**Given exercise:**
Wherever a line in the data below holds "android", copy that line.

**Provided material:**
· · · ·

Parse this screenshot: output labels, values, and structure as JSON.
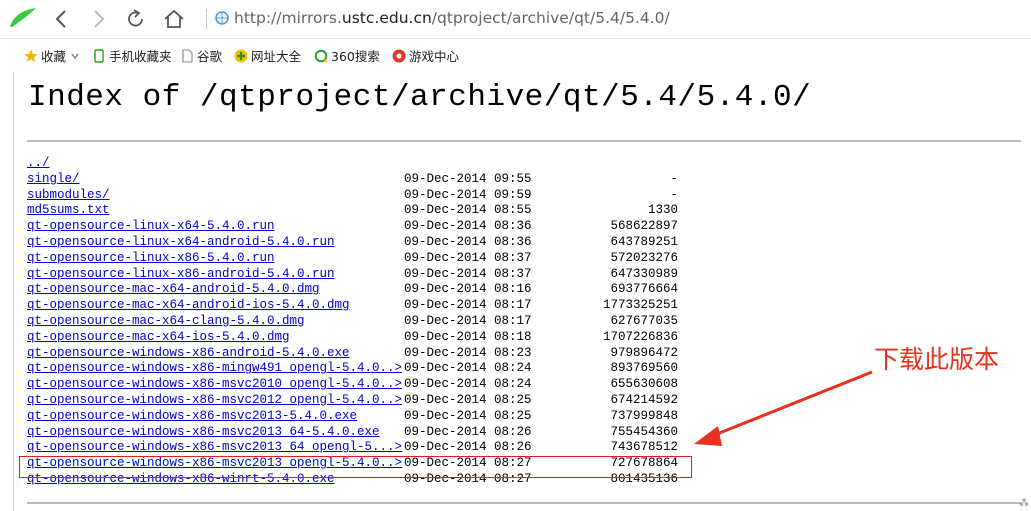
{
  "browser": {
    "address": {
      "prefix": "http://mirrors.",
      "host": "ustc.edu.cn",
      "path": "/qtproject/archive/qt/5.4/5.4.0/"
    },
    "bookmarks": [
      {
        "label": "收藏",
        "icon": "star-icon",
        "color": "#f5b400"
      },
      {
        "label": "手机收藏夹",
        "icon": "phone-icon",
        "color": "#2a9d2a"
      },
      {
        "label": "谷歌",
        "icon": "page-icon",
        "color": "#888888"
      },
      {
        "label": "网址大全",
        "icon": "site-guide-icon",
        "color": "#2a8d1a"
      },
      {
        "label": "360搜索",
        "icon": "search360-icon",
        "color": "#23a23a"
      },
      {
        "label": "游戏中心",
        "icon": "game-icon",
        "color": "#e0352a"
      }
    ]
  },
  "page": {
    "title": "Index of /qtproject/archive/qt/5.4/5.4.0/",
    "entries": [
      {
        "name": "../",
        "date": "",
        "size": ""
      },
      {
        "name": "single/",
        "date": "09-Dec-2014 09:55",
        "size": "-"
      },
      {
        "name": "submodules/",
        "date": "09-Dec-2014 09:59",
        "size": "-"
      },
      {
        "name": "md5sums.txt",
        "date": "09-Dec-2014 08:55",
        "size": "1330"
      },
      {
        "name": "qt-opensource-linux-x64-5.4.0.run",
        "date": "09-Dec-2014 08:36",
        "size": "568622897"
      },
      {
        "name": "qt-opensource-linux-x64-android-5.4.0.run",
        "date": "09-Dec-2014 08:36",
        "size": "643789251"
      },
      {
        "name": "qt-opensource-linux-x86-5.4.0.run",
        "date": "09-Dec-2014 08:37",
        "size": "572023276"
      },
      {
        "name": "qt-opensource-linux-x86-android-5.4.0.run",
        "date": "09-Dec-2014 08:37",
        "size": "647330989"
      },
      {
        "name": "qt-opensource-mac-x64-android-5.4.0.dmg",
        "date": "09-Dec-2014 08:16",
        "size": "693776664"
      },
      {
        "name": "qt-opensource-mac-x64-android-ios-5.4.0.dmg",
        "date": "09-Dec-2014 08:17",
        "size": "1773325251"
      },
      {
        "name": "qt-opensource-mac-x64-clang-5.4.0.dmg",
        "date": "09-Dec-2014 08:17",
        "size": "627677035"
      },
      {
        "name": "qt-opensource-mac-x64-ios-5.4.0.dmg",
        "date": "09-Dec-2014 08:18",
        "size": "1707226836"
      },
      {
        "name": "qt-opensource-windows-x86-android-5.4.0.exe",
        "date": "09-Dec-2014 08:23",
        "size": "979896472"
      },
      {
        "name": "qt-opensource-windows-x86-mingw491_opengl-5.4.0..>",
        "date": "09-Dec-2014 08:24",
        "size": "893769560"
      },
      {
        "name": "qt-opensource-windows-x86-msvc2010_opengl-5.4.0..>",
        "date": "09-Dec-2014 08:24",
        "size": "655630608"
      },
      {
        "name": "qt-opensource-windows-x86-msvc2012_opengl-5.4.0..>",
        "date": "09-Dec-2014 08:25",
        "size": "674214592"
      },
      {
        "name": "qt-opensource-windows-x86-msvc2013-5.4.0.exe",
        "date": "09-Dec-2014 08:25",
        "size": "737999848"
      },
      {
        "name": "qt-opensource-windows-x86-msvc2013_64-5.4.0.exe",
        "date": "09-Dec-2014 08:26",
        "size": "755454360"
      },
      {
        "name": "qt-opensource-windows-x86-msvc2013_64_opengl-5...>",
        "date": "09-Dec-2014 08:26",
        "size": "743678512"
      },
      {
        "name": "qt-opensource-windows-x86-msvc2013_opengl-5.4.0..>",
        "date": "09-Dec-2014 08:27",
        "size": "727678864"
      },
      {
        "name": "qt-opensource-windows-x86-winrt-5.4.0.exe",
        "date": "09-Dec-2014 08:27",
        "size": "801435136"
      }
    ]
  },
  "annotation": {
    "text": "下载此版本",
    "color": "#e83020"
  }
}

· · · ·

**Written response:**
        "name": "qt-opensource-linux-x64-android-5.4.0.run",
        "name": "qt-opensource-linux-x86-android-5.4.0.run",
        "name": "qt-opensource-mac-x64-android-5.4.0.dmg",
        "name": "qt-opensource-mac-x64-android-ios-5.4.0.dmg",
        "name": "qt-opensource-windows-x86-android-5.4.0.exe",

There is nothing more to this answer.